-- START OF DATA LINES --
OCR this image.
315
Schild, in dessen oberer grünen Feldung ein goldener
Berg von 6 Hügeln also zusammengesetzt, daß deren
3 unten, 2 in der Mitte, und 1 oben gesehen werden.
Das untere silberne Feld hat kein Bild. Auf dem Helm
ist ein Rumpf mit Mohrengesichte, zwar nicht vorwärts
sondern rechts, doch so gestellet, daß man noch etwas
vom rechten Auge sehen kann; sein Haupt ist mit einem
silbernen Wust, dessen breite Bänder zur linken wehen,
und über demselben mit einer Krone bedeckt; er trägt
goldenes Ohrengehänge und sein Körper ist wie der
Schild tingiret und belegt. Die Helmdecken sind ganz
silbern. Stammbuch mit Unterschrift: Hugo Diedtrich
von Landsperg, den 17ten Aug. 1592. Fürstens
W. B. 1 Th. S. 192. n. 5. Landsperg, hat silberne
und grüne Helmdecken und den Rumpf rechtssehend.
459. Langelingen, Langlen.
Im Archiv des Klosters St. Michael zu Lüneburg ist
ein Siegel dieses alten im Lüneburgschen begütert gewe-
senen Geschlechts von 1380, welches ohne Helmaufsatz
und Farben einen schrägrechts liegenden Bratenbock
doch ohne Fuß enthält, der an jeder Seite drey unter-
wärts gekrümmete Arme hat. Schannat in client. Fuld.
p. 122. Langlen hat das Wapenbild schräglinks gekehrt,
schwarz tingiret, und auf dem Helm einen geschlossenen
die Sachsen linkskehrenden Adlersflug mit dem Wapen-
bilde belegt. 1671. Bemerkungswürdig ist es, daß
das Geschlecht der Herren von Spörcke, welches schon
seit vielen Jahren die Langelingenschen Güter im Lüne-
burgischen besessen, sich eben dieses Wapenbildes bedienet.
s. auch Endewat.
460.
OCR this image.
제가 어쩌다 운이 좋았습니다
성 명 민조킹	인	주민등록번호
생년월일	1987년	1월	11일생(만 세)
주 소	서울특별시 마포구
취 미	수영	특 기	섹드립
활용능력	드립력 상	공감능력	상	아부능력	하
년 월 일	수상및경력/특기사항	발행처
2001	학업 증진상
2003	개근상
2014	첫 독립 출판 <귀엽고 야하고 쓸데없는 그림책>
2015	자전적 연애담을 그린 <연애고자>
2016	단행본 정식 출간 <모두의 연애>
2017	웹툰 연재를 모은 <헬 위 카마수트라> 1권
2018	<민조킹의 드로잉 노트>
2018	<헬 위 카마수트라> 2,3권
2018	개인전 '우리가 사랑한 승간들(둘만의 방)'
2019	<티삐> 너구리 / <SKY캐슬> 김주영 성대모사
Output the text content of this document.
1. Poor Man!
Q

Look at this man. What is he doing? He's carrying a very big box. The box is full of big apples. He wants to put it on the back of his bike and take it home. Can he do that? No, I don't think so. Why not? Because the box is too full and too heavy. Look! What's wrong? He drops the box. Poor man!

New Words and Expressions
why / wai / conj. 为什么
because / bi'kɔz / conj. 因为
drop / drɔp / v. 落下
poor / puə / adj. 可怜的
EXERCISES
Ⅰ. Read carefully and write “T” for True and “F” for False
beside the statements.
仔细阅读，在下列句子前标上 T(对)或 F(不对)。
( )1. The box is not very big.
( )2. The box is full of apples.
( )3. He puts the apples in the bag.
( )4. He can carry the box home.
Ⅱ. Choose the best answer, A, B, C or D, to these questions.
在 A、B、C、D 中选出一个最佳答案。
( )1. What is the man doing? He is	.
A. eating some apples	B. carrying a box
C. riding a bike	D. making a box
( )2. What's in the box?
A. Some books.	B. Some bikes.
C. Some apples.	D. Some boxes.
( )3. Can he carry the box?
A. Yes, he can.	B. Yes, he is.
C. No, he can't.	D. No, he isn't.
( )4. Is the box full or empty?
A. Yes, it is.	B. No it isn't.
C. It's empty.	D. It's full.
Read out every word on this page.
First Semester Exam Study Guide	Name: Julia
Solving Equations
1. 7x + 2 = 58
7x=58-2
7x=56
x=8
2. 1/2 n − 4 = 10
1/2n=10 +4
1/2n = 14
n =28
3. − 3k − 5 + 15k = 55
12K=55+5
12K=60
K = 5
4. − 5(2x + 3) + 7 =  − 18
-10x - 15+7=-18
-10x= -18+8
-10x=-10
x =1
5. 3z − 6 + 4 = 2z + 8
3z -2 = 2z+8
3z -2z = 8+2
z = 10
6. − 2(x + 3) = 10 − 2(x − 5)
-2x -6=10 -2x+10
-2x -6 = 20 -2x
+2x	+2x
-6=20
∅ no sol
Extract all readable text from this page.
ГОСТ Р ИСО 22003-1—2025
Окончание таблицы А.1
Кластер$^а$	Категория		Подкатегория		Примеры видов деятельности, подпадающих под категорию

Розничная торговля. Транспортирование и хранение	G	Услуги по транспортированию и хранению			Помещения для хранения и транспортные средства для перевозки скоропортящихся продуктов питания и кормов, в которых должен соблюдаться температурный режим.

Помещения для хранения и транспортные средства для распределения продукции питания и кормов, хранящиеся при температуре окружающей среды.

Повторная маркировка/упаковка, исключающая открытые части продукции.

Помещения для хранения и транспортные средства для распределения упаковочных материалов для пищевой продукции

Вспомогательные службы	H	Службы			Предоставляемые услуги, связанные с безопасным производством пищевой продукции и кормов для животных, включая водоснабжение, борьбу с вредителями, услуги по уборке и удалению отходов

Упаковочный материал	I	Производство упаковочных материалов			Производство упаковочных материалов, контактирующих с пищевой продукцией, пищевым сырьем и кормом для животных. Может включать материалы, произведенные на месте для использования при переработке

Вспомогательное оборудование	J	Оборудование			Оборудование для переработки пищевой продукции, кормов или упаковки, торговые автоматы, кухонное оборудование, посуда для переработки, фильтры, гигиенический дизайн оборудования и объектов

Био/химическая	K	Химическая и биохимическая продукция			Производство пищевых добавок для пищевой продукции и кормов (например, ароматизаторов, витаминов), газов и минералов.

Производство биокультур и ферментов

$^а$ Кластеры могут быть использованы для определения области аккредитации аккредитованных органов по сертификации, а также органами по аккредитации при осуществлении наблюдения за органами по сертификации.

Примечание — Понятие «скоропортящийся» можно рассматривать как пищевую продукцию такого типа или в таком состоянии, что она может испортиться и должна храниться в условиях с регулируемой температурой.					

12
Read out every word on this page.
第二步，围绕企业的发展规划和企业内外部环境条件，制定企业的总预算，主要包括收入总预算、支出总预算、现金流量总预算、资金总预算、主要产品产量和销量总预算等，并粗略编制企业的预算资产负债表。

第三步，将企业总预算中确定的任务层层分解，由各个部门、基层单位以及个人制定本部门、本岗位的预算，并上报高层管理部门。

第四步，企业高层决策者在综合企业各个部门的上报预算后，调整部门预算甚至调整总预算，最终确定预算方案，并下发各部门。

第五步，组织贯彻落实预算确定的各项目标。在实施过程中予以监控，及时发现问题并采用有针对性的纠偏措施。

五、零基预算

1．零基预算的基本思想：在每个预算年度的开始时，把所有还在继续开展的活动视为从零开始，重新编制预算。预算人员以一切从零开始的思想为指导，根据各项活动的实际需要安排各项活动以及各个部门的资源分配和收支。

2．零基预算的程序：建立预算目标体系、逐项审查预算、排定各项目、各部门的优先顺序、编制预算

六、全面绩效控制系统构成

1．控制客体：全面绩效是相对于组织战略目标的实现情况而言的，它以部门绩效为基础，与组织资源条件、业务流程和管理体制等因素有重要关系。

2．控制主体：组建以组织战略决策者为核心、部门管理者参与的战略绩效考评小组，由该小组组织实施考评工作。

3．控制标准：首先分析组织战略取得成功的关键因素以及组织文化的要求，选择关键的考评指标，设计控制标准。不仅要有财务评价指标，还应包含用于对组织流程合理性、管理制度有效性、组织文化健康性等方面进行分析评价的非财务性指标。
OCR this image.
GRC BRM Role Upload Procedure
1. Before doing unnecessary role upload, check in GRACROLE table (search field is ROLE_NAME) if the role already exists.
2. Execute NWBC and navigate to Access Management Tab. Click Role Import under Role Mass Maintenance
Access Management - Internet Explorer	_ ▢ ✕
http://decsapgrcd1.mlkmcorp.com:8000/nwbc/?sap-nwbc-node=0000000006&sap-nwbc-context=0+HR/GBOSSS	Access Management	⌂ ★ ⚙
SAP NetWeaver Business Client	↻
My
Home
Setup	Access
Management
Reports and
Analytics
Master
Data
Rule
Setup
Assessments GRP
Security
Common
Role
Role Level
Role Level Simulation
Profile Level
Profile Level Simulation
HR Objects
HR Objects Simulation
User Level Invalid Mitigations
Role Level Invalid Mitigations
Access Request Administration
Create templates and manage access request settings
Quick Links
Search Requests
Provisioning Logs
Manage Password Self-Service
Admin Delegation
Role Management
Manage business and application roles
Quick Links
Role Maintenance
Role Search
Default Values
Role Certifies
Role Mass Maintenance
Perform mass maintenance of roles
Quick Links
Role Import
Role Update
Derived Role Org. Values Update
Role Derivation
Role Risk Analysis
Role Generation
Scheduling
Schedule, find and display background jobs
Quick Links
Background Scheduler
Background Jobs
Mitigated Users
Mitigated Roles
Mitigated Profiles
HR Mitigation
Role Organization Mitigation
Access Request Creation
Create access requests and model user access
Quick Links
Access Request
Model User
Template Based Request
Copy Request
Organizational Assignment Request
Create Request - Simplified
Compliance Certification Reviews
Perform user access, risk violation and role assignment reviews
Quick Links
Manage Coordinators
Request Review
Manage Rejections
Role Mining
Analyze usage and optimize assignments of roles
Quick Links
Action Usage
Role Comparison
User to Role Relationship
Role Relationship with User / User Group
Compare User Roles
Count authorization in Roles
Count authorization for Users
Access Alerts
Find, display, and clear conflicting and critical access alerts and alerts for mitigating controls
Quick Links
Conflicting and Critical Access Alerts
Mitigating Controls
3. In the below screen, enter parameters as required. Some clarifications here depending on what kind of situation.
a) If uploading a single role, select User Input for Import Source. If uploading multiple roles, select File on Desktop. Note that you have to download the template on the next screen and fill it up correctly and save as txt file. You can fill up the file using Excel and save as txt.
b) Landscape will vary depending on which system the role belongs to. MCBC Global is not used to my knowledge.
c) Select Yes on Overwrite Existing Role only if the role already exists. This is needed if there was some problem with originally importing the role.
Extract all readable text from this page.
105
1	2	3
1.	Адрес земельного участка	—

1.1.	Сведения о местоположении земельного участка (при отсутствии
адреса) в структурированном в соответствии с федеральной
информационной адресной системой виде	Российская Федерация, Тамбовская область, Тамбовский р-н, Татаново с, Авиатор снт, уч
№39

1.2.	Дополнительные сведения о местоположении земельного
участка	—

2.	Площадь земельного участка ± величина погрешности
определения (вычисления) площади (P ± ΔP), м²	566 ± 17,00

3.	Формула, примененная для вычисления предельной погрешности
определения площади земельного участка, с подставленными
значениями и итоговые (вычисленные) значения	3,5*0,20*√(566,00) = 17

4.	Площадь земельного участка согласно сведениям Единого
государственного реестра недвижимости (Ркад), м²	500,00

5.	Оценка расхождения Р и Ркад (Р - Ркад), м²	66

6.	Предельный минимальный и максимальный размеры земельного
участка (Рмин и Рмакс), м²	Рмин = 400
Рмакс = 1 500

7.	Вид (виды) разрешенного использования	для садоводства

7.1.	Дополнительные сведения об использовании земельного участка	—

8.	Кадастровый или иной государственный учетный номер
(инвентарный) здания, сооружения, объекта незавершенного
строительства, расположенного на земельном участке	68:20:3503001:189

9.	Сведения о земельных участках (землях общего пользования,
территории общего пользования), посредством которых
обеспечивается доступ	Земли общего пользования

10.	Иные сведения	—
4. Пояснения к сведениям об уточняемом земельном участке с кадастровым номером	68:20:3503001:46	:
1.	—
-- END OF DATA LINES --
> AIM OF THE TASK
From the data above, count the lines where "Simulation" occurs and give that figure and nothing else.

> FINAL RESULT
3